-- DATA PROVIDED --
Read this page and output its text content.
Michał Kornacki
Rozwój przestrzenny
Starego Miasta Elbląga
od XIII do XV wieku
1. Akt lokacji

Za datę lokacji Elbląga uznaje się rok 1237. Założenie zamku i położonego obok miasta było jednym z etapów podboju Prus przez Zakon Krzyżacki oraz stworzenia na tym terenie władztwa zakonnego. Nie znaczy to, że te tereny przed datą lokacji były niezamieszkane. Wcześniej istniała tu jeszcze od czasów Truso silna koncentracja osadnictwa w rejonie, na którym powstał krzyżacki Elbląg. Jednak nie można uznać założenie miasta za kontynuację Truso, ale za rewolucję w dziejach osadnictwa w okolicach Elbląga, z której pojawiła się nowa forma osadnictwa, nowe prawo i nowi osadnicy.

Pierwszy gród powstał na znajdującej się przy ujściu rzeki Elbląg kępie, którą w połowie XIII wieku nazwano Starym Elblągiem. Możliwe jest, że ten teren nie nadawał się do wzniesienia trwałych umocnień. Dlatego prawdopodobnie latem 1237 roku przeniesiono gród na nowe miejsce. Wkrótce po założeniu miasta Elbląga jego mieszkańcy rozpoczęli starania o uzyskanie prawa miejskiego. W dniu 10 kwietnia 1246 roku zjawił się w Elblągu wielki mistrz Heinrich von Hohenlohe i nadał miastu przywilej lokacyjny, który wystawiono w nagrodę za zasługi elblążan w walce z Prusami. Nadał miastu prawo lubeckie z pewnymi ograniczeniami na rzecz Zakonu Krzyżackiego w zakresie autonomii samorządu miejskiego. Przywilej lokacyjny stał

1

---

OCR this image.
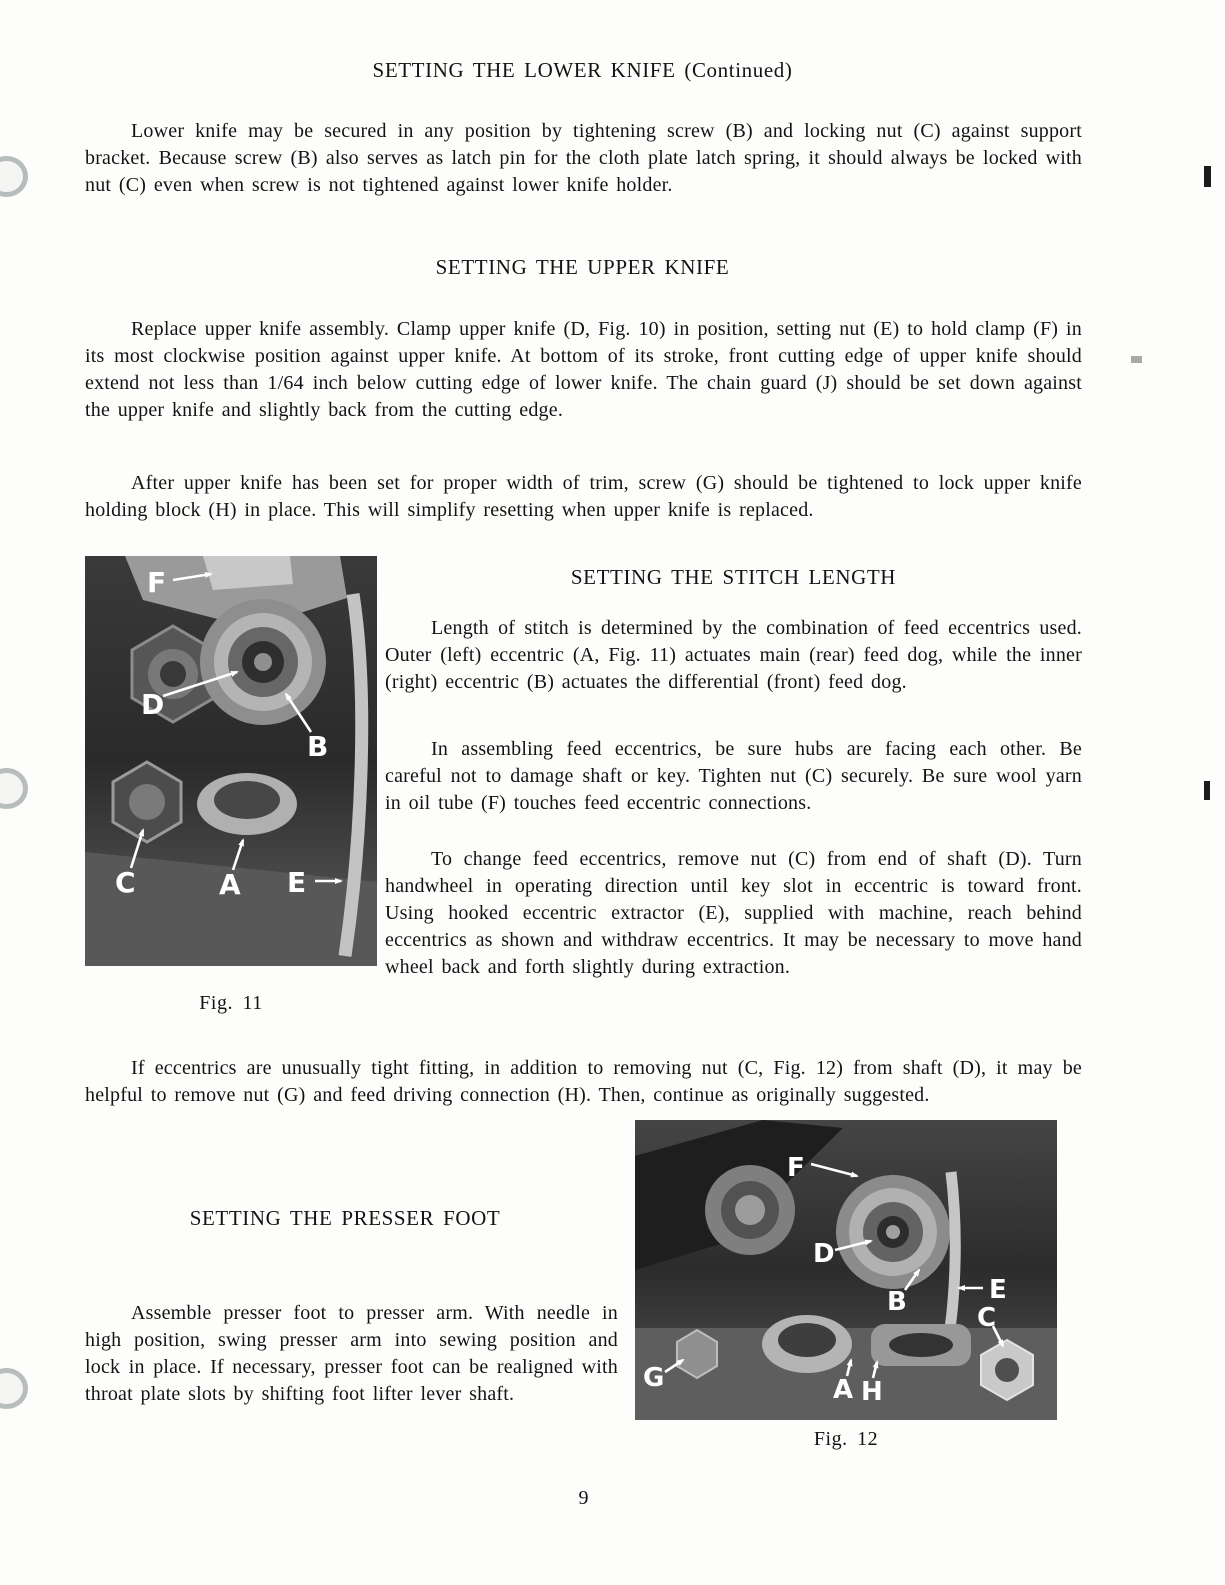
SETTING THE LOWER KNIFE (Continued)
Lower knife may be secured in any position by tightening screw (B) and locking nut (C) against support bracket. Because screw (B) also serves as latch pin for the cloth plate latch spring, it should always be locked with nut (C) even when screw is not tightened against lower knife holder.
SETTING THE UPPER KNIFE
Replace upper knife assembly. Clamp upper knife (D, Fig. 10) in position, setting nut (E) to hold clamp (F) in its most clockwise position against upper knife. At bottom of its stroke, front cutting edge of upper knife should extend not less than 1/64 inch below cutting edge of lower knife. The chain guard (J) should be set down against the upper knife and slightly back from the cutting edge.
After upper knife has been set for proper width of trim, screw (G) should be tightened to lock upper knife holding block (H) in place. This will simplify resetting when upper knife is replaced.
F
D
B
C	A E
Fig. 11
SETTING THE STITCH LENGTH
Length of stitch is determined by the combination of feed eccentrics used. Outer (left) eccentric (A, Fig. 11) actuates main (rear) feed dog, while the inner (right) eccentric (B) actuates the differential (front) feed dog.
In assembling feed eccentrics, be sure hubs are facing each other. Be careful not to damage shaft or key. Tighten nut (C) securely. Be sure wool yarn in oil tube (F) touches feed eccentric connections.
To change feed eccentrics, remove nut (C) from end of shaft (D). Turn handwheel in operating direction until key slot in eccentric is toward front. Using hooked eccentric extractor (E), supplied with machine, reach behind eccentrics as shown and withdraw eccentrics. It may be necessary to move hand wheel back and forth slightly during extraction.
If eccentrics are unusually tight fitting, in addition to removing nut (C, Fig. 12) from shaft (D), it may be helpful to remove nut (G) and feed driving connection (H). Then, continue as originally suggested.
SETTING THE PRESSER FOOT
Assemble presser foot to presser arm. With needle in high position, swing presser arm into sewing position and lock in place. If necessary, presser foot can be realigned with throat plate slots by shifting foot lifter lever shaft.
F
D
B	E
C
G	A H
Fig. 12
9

-- AIM OF THE TASK --
Copy in full each line that holds the word "back".

-- TASK RESPONSE --
Replace upper knife assembly. Clamp upper knife (D, Fig. 10) in position, setting nut (E) to hold clamp (F) in its most clockwise position against upper knife. At bottom of its stroke, front cutting edge of upper knife should extend not less than 1/64 inch below cutting edge of lower knife. The chain guard (J) should be set down against the upper knife and slightly back from the cutting edge.
To change feed eccentrics, remove nut (C) from end of shaft (D). Turn handwheel in operating direction until key slot in eccentric is toward front. Using hooked eccentric extractor (E), supplied with machine, reach behind eccentrics as shown and withdraw eccentrics. It may be necessary to move hand wheel back and forth slightly during extraction.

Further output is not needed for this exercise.